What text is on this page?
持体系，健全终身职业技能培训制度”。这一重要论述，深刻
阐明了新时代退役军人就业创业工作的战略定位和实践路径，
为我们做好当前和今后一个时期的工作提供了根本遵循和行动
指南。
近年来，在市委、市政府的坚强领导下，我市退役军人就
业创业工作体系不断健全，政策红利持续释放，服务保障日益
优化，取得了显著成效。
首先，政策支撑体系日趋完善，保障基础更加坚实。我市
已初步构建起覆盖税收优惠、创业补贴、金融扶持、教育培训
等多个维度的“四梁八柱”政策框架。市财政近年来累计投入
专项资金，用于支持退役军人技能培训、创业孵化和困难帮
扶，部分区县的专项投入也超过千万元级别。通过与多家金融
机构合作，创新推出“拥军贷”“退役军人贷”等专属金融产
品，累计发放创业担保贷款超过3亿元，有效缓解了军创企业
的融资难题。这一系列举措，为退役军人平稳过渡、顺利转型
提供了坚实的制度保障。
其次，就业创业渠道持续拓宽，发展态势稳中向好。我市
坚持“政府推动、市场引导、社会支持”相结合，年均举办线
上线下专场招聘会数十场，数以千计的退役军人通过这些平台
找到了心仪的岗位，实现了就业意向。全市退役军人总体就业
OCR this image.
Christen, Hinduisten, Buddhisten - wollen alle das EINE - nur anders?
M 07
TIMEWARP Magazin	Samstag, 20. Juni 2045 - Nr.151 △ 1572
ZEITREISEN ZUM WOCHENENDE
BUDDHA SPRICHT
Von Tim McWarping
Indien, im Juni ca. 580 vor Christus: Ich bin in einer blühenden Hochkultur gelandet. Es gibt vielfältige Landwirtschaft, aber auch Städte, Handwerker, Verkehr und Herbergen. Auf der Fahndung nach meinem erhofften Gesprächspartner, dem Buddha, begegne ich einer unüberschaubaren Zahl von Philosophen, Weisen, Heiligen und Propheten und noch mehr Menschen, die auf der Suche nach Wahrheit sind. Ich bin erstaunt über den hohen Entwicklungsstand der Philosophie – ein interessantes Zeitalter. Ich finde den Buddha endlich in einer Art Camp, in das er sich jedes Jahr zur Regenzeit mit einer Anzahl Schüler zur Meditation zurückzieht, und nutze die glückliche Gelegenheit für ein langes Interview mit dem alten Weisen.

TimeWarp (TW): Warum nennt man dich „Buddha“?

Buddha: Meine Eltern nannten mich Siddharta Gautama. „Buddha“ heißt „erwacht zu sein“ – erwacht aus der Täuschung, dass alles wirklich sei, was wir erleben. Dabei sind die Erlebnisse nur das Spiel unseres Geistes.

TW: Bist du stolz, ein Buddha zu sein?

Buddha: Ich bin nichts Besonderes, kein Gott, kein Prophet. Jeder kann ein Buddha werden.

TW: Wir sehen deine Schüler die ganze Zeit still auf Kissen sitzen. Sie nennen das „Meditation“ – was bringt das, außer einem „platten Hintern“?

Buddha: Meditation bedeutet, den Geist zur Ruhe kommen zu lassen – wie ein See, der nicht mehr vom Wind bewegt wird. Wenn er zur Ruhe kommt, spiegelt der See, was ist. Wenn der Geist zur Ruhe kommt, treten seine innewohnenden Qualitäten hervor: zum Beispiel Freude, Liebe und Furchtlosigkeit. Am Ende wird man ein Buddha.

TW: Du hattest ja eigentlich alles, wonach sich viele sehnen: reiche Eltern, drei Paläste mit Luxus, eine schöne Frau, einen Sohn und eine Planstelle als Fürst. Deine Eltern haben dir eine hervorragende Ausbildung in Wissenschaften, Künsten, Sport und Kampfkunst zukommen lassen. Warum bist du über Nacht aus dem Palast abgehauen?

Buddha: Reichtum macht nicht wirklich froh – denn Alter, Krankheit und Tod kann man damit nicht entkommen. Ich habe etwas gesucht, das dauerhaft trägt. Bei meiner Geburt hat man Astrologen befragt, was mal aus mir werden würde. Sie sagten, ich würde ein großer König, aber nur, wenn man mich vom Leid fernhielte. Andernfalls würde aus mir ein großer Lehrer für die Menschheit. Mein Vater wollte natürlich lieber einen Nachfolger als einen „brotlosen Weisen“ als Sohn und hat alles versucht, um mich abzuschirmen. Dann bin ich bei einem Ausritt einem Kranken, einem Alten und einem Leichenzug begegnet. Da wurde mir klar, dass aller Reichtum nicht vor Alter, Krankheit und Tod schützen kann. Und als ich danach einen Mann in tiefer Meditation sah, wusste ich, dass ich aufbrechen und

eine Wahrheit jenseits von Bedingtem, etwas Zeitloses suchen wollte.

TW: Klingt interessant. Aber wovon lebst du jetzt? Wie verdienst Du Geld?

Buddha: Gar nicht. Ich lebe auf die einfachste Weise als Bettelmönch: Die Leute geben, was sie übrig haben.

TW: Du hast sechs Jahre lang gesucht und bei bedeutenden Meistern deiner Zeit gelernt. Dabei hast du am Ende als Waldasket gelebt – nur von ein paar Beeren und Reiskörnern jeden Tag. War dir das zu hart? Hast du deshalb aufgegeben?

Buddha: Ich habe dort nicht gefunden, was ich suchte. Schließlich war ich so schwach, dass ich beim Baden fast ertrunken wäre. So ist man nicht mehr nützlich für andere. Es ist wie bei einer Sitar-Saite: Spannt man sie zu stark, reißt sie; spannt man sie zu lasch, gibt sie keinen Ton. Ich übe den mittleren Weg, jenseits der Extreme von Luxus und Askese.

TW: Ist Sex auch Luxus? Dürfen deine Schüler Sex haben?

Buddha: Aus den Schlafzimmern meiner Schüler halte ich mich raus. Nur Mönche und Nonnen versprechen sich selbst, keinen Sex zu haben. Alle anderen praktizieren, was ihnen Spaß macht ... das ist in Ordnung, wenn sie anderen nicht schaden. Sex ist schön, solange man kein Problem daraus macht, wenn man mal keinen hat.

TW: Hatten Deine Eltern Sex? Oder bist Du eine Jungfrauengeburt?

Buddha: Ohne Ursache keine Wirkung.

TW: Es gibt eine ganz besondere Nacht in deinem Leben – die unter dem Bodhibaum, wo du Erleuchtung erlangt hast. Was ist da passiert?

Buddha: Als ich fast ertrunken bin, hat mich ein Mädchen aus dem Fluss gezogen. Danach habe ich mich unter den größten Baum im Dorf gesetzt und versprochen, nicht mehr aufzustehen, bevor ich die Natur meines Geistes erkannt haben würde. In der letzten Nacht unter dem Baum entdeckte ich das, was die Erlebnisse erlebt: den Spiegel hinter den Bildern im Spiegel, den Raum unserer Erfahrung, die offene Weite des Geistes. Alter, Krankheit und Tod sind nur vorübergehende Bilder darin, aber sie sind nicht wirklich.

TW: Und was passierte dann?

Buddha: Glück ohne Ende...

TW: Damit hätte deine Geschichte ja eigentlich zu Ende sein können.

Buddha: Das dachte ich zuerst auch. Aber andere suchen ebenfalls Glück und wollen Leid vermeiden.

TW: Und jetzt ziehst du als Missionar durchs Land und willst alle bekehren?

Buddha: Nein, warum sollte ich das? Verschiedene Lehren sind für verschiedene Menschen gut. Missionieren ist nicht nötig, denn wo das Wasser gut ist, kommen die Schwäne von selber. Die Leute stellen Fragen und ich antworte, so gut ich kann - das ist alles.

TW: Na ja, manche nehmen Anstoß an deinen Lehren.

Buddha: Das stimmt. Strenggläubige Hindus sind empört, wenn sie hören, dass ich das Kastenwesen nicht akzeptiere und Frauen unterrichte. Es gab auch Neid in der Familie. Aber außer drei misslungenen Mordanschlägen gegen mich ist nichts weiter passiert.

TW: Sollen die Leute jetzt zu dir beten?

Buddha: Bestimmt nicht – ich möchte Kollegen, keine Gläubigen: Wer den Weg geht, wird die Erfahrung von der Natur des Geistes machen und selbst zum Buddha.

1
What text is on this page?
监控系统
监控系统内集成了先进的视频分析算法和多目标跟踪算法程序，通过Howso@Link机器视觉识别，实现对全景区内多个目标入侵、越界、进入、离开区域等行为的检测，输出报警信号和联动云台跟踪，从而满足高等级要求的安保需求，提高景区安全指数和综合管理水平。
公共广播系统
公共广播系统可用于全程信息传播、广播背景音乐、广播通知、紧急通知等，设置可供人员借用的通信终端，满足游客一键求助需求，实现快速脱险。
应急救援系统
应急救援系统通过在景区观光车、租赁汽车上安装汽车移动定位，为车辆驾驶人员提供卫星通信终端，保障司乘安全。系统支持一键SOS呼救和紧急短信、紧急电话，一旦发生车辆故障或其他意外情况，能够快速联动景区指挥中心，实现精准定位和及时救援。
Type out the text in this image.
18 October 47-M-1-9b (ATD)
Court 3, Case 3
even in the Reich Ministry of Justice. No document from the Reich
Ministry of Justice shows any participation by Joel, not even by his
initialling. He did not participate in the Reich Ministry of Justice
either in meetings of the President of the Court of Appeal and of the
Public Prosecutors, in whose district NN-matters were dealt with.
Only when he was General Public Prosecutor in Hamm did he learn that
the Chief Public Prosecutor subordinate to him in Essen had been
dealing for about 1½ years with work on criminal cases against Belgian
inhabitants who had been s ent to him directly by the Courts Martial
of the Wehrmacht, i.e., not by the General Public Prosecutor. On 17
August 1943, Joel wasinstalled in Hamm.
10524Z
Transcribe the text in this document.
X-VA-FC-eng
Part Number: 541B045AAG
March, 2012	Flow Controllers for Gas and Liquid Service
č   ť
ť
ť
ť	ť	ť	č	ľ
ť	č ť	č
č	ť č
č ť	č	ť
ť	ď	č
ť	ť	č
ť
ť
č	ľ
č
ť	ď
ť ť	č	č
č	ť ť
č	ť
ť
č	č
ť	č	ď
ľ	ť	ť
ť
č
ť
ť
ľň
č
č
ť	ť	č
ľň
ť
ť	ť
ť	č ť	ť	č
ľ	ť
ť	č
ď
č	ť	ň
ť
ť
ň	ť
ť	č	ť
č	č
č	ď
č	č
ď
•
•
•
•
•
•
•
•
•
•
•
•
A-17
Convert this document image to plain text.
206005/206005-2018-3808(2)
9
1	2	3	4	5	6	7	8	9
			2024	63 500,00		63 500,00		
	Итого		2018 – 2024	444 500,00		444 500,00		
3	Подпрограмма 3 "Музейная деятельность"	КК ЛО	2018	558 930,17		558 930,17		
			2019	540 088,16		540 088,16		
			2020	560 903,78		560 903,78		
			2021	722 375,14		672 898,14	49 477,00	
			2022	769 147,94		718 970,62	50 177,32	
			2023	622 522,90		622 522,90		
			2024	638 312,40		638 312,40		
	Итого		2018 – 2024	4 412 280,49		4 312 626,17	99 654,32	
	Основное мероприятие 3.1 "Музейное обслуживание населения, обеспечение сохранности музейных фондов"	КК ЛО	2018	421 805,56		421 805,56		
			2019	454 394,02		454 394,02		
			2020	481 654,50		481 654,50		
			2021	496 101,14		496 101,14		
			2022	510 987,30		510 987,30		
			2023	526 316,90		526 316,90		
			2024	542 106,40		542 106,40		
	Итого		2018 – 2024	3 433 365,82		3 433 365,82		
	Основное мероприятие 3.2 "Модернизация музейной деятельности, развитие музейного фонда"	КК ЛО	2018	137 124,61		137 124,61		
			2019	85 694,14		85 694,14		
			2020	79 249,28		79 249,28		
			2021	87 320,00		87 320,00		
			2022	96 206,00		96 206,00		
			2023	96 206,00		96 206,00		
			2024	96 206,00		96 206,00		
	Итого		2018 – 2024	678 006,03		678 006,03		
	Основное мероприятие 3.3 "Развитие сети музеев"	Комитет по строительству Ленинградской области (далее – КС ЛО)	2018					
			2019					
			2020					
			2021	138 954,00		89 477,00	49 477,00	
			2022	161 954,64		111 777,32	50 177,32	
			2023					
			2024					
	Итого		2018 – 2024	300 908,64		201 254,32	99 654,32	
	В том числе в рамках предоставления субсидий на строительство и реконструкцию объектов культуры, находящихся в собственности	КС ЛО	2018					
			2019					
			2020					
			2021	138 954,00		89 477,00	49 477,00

▶ **Your task**: Using the listing above, show each line holding the string "Leid".

▶ **Task answer**:
Buddha: Reichtum macht nicht wirklich froh – denn Alter, Krankheit und Tod kann man damit nicht entkommen. Ich habe etwas gesucht, das dauerhaft trägt. Bei meiner Geburt hat man Astrologen befragt, was mal aus mir werden würde. Sie sagten, ich würde ein großer König, aber nur, wenn man mich vom Leid fernhielte. Andernfalls würde aus mir ein großer Lehrer für die Menschheit. Mein Vater wollte natürlich lieber einen Nachfolger als einen „brotlosen Weisen“ als Sohn und hat alles versucht, um mich abzuschirmen. Dann bin ich bei einem Ausritt einem Kranken, einem Alten und einem Leichenzug begegnet. Da wurde mir klar, dass aller Reichtum nicht vor Alter, Krankheit und Tod schützen kann. Und als ich danach einen Mann in tiefer Meditation sah, wusste ich, dass ich aufbrechen und
Buddha: Das dachte ich zuerst auch. Aber andere suchen ebenfalls Glück und wollen Leid vermeiden.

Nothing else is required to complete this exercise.